[Stored data]
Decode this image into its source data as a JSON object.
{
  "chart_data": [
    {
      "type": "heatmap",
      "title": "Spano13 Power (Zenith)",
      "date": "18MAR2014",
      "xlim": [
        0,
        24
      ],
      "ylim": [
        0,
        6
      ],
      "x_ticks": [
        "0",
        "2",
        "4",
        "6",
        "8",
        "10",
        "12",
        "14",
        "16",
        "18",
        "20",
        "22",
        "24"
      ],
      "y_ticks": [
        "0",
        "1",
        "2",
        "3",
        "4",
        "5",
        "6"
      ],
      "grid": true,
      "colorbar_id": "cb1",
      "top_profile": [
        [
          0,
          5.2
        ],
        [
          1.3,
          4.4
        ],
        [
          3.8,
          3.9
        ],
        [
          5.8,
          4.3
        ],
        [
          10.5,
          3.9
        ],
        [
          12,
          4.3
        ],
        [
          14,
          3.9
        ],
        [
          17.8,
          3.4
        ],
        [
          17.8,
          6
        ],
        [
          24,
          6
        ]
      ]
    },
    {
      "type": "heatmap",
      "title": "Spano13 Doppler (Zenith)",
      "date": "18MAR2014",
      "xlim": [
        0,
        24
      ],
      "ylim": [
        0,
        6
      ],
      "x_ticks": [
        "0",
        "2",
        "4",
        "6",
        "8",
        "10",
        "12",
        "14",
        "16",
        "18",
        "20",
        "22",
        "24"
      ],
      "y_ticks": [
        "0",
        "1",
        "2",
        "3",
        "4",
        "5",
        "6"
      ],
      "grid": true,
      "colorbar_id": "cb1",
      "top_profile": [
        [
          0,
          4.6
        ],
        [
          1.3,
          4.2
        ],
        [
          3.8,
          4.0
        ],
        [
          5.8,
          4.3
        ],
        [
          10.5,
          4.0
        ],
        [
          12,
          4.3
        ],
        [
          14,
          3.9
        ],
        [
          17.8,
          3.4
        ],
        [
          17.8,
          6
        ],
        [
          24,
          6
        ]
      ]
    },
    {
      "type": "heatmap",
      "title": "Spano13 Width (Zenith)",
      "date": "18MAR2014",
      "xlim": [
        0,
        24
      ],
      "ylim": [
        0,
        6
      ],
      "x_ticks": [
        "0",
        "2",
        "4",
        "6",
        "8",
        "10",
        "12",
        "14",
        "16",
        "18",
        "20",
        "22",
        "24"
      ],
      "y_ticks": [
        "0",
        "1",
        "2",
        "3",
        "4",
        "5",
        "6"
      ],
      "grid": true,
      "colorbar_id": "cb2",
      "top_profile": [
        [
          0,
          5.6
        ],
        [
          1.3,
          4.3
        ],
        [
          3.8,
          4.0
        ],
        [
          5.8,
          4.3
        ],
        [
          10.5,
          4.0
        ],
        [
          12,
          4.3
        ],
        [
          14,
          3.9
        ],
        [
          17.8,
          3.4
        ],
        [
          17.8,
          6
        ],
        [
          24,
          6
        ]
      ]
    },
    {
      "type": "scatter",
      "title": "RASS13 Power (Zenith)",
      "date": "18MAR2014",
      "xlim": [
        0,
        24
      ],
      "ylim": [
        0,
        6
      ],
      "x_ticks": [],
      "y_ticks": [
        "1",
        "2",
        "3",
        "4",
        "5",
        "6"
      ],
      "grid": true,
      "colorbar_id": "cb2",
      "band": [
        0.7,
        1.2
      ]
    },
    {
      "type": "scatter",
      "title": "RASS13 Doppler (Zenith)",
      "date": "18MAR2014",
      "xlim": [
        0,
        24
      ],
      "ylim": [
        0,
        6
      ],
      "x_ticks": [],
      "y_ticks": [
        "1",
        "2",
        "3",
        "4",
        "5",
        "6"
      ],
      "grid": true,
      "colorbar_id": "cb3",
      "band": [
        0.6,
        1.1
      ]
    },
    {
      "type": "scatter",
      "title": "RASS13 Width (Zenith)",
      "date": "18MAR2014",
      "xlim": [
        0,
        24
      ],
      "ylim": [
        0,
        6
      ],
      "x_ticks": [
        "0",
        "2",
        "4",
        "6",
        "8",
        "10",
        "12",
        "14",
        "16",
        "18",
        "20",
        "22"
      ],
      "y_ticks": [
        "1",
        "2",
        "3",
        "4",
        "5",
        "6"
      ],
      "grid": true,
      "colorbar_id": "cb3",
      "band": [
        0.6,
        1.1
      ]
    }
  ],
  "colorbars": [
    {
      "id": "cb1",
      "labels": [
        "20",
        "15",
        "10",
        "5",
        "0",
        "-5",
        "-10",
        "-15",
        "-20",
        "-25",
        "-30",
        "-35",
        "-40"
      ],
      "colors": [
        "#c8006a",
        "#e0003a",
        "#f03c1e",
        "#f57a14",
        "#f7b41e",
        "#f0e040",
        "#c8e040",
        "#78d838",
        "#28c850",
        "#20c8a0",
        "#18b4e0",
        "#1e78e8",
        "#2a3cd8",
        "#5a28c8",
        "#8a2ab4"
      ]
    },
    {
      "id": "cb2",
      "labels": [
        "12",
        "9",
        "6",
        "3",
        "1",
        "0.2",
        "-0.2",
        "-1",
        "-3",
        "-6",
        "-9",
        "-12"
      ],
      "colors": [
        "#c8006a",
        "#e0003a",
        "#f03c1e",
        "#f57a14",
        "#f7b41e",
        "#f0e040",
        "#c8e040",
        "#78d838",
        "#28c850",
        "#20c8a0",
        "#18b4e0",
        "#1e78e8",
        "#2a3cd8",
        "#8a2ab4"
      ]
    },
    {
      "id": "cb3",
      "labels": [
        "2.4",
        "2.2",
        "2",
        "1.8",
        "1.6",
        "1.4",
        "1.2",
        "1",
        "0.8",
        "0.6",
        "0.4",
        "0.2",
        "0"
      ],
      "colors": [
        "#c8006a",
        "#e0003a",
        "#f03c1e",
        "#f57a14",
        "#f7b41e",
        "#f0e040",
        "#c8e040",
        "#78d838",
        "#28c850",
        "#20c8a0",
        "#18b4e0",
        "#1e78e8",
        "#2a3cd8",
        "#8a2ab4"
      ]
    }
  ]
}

> Your instructions:
Word for word, extract all the records.

> Result for this exercise:
Decode this image into its source data as a JSON object.
{
  "chart_data": [
    {
      "type": "heatmap",
      "title": "Spano13 Power (Zenith)",
      "date": "18MAR2014",
      "xlim": [
        0,
        24
      ],
      "ylim": [
        0,
        6
      ],
      "x_ticks": [
        "0",
        "2",
        "4",
        "6",
        "8",
        "10",
        "12",
        "14",
        "16",
        "18",
        "20",
        "22",
        "24"
      ],
      "y_ticks": [
        "0",
        "1",
        "2",
        "3",
        "4",
        "5",
        "6"
      ],
      "grid": true,
      "colorbar_id": "cb1",
      "top_profile": [
        [
          0,
          5.2
        ],
        [
          1.3,
          4.4
        ],
        [
          3.8,
          3.9
        ],
        [
          5.8,
          4.3
        ],
        [
          10.5,
          3.9
        ],
        [
          12,
          4.3
        ],
        [
          14,
          3.9
        ],
        [
          17.8,
          3.4
        ],
        [
          17.8,
          6
        ],
        [
          24,
          6
        ]
      ]
    },
    {
      "type": "heatmap",
      "title": "Spano13 Doppler (Zenith)",
      "date": "18MAR2014",
      "xlim": [
        0,
        24
      ],
      "ylim": [
        0,
        6
      ],
      "x_ticks": [
        "0",
        "2",
        "4",
        "6",
        "8",
        "10",
        "12",
        "14",
        "16",
        "18",
        "20",
        "22",
        "24"
      ],
      "y_ticks": [
        "0",
        "1",
        "2",
        "3",
        "4",
        "5",
        "6"
      ],
      "grid": true,
      "colorbar_id": "cb1",
      "top_profile": [
        [
          0,
          4.6
        ],
        [
          1.3,
          4.2
        ],
        [
          3.8,
          4.0
        ],
        [
          5.8,
          4.3
        ],
        [
          10.5,
          4.0
        ],
        [
          12,
          4.3
        ],
        [
          14,
          3.9
        ],
        [
          17.8,
          3.4
        ],
        [
          17.8,
          6
        ],
        [
          24,
          6
        ]
      ]
    },
    {
      "type": "heatmap",
      "title": "Spano13 Width (Zenith)",
      "date": "18MAR2014",
      "xlim": [
        0,
        24
      ],
      "ylim": [
        0,
        6
      ],
      "x_ticks": [
        "0",
        "2",
        "4",
        "6",
        "8",
        "10",
        "12",
        "14",
        "16",
        "18",
        "20",
        "22",
        "24"
      ],
      "y_ticks": [
        "0",
        "1",
        "2",
        "3",
        "4",
        "5",
        "6"
      ],
      "grid": true,
      "colorbar_id": "cb2",
      "top_profile": [
        [
          0,
          5.6
        ],
        [
          1.3,
          4.3
        ],
        [
          3.8,
          4.0
        ],
        [
          5.8,
          4.3
        ],
        [
          10.5,
          4.0
        ],
        [
          12,
          4.3
        ],
        [
          14,
          3.9
        ],
        [
          17.8,
          3.4
        ],
        [
          17.8,
          6
        ],
        [
          24,
          6
        ]
      ]
    },
    {
      "type": "scatter",
      "title": "RASS13 Power (Zenith)",
      "date": "18MAR2014",
      "xlim": [
        0,
        24
      ],
      "ylim": [
        0,
        6
      ],
      "x_ticks": [],
      "y_ticks": [
        "1",
        "2",
        "3",
        "4",
        "5",
        "6"
      ],
      "grid": true,
      "colorbar_id": "cb2",
      "band": [
        0.7,
        1.2
      ]
    },
    {
      "type": "scatter",
      "title": "RASS13 Doppler (Zenith)",
      "date": "18MAR2014",
      "xlim": [
        0,
        24
      ],
      "ylim": [
        0,
        6
      ],
      "x_ticks": [],
      "y_ticks": [
        "1",
        "2",
        "3",
        "4",
        "5",
        "6"
      ],
      "grid": true,
      "colorbar_id": "cb3",
      "band": [
        0.6,
        1.1
      ]
    },
    {
      "type": "scatter",
      "title": "RASS13 Width (Zenith)",
      "date": "18MAR2014",
      "xlim": [
        0,
        24
      ],
      "ylim": [
        0,
        6
      ],
      "x_ticks": [
        "0",
        "2",
        "4",
        "6",
        "8",
        "10",
        "12",
        "14",
        "16",
        "18",
        "20",
        "22"
      ],
      "y_ticks": [
        "1",
        "2",
        "3",
        "4",
        "5",
        "6"
      ],
      "grid": true,
      "colorbar_id": "cb3",
      "band": [
        0.6,
        1.1
      ]
    }
  ],
  "colorbars": [
    {
      "id": "cb1",
      "labels": [
        "20",
        "15",
        "10",
        "5",
        "0",
        "-5",
        "-10",
        "-15",
        "-20",
        "-25",
        "-30",
        "-35",
        "-40"
      ],
      "colors": [
        "#c8006a",
        "#e0003a",
        "#f03c1e",
        "#f57a14",
        "#f7b41e",
        "#f0e040",
        "#c8e040",
        "#78d838",
        "#28c850",
        "#20c8a0",
        "#18b4e0",
        "#1e78e8",
        "#2a3cd8",
        "#5a28c8",
        "#8a2ab4"
      ]
    },
    {
      "id": "cb2",
      "labels": [
        "12",
        "9",
        "6",
        "3",
        "1",
        "0.2",
        "-0.2",
        "-1",
        "-3",
        "-6",
        "-9",
        "-12"
      ],
      "colors": [
        "#c8006a",
        "#e0003a",
        "#f03c1e",
        "#f57a14",
        "#f7b41e",
        "#f0e040",
        "#c8e040",
        "#78d838",
        "#28c850",
        "#20c8a0",
        "#18b4e0",
        "#1e78e8",
        "#2a3cd8",
        "#8a2ab4"
      ]
    },
    {
      "id": "cb3",
      "labels": [
        "2.4",
        "2.2",
        "2",
        "1.8",
        "1.6",
        "1.4",
        "1.2",
        "1",
        "0.8",
        "0.6",
        "0.4",
        "0.2",
        "0"
      ],
      "colors": [
        "#c8006a",
        "#e0003a",
        "#f03c1e",
        "#f57a14",
        "#f7b41e",
        "#f0e040",
        "#c8e040",
        "#78d838",
        "#28c850",
        "#20c8a0",
        "#18b4e0",
        "#1e78e8",
        "#2a3cd8",
        "#8a2ab4"
      ]
    }
  ]
}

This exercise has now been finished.